** Text section follows **

Microsoft has published evidence of an extraordinary conspiracy in which potent botnet malware was apparently installed and hidden on PCs during their manufacture in China.
In ‘Operation B70’ started in August 2011, Microsoft documents how its Digital Crimes Unit (DCU) bought 20 brand new laptops and desktop PCs from various cities in China, finding that four were infected with pre-installed backdoor malware, including one with a known rootkit called ‘Nitol’.
Tracing Nitol’s activity back to an extensive network of global command and control (C&C) servers, the team discovered that the malware that has infected PCs to build a larger bot, most probably used to launch DDoS attacks.
Once in situ, Nitol would spread beyond the PCs on which it had been pre-installed by copying itself to USB and other removable drives.
Disturbingly, other malware hosted on the main domain used as C&C by Nitol was capable of performing just about every nasty in the malware criminal’s armoury, including keylogging, controlling webcams, and changing search settings.
This hints at the disturbing possibility that the pre-installed malware tactic is almost certainly much more significant than previously realised.
That PCs are being pre-installed with malware during or soon after manufacture confirmed a long-held suspicion that had prompted Microsoft to investigate supply chain security, the firm said.
“What’s especially disturbing is that the counterfeit software embedded with malware could have entered the chain at any point as a computer travels among companies that transport and resell the computer,” Microsoft said in a blog introducing its investigations.

** End of Text section **
** Stored data follows **

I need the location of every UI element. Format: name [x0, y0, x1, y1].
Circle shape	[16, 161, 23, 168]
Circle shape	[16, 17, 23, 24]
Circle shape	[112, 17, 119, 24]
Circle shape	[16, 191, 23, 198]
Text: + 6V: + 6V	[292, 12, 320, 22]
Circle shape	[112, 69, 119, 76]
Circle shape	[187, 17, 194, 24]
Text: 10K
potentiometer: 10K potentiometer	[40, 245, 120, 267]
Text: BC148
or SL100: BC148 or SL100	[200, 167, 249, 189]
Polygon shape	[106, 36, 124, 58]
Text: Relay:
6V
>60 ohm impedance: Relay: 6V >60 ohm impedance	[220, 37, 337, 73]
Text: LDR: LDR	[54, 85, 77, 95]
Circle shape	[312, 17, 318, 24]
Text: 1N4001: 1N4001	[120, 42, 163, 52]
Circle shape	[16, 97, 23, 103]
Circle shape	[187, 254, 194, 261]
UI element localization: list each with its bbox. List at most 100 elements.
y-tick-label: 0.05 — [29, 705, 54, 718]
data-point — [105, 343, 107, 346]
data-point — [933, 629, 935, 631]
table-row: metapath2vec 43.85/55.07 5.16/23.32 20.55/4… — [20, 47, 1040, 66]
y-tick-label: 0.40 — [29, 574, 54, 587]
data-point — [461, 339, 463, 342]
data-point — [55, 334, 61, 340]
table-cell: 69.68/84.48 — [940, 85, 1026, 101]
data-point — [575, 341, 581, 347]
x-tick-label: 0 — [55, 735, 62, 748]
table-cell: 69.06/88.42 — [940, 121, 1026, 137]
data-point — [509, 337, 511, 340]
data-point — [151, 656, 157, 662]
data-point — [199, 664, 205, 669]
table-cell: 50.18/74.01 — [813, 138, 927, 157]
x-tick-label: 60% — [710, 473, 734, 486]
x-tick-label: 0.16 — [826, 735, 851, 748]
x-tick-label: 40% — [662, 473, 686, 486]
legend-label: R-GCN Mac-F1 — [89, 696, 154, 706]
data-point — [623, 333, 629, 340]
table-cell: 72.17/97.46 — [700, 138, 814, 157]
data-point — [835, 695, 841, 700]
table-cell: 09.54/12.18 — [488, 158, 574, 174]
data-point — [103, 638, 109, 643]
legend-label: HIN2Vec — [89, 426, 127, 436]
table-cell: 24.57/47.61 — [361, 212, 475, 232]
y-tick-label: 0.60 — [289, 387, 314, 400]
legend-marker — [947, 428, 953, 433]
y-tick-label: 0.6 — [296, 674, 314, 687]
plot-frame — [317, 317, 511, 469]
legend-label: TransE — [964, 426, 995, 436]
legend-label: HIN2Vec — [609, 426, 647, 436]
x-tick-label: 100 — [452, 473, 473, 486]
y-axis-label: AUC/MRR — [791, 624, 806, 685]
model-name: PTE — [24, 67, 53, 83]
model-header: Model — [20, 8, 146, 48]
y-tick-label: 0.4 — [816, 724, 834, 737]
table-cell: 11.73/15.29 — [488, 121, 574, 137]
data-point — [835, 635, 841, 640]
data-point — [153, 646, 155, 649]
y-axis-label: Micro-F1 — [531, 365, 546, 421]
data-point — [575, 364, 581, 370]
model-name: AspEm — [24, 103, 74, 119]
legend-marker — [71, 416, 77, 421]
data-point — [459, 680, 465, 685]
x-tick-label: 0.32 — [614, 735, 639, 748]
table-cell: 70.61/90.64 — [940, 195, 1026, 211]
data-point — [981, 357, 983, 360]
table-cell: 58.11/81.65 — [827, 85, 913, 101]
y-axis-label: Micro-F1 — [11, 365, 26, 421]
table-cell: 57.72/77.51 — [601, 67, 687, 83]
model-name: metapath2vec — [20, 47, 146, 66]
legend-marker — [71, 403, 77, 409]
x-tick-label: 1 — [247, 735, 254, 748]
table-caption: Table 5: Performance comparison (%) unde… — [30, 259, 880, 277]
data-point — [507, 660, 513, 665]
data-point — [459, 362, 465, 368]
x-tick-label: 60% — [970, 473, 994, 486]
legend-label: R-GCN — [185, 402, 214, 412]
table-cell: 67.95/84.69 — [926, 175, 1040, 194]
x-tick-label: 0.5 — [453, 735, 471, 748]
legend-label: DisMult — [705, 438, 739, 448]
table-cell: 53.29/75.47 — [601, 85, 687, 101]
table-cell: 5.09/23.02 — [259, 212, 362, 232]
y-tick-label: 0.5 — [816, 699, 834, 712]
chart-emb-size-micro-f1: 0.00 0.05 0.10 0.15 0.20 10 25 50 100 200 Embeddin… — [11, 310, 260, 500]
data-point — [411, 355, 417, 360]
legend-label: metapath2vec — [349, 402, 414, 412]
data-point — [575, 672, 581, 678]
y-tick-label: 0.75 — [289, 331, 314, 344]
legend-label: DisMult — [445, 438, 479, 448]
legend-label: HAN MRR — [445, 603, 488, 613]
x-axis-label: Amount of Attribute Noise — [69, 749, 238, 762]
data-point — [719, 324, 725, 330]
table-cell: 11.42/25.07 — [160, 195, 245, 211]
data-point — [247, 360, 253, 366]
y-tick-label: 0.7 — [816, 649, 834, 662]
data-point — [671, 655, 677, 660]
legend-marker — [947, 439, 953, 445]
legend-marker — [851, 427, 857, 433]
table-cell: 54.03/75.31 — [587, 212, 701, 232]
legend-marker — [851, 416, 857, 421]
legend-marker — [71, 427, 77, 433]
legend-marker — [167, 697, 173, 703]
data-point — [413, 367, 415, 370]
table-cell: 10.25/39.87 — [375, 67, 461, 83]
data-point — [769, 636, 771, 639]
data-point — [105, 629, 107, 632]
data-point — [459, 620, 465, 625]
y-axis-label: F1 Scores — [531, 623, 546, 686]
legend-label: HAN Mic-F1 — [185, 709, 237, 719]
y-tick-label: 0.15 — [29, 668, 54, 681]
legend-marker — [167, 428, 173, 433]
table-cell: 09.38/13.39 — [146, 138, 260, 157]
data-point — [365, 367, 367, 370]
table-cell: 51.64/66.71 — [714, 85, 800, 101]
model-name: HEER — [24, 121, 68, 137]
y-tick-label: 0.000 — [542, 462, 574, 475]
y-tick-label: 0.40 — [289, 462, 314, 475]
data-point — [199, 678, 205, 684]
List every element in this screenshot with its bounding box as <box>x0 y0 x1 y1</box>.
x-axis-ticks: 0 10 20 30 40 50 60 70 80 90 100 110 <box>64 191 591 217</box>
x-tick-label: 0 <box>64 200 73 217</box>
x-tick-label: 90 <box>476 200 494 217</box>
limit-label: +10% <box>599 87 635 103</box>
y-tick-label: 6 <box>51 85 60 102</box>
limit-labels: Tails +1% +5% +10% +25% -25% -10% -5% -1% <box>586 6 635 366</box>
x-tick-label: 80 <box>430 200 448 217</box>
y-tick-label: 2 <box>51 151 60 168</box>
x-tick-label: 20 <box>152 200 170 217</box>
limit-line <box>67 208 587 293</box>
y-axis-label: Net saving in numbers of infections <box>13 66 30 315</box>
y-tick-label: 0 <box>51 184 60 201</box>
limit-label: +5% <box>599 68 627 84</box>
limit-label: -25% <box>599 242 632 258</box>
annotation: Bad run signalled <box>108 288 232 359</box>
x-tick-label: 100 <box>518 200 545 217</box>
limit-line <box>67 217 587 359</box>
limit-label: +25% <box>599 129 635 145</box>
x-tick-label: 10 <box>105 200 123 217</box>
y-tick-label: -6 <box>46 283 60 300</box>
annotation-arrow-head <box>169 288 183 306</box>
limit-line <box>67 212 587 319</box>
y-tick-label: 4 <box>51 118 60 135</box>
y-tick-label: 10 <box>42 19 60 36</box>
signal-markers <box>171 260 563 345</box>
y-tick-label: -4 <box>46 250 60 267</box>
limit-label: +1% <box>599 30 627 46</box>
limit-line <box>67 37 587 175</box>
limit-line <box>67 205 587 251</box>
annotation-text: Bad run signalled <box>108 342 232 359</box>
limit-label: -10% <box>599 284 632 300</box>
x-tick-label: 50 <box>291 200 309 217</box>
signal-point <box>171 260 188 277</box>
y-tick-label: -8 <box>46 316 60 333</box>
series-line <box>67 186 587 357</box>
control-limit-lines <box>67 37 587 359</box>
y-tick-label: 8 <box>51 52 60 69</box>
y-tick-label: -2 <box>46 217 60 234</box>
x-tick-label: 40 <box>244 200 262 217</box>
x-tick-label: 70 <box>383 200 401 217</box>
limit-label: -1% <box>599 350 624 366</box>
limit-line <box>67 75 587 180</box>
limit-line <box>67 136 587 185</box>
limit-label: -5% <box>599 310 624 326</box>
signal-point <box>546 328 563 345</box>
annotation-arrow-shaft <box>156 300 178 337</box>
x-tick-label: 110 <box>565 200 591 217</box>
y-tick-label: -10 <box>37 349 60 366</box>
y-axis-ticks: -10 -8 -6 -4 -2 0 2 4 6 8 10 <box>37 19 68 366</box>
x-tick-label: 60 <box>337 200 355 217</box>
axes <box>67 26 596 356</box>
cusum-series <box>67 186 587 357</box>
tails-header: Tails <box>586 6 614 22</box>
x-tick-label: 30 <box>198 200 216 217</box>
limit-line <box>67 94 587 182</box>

** End of Stored data **

◆ Directions ◆
(A) From the malware article, output the passage starting with "In ‘Operation B70’" and going on through "changing search settings.", with the wording unchanged.
(B) Render this sentence from the malware article in Spanish: "Once in situ, Nitol would spread beyond the PCs on which it had been pre-installed by copying itself to USB and other removable drives."
(C) List the capabilities that the malware article names for the other malware hosted on Nitol's main command-and-control domain.

◆ Task-by-task solutions ◆
(A)
In ‘Operation B70’ started in August 2011, Microsoft documents how its Digital Crimes Unit (DCU) bought 20 brand new laptops and desktop PCs from various cities in China, finding that four were infected with pre-installed backdoor malware, including one with a known rootkit called ‘Nitol’.
Tracing Nitol’s activity back to an extensive network of global command and control (C&C) servers, the team discovered that the malware that has infected PCs to build a larger bot, most probably used to launch DDoS attacks.
Once in situ, Nitol would spread beyond the PCs on which it had been pre-installed by copying itself to USB and other removable drives.
Disturbingly, other malware hosted on the main domain used as C&C by Nitol was capable of performing just about every nasty in the malware criminal’s armoury, including keylogging, controlling webcams, and changing search settings.

(B) Una vez instalado, Nitol se propagaba más allá de los PC en los que había sido preinstalado copiándose a sí mismo en unidades USB y otras unidades extraíbles.

(C)
- keylogging
- controlling webcams
- changing search settings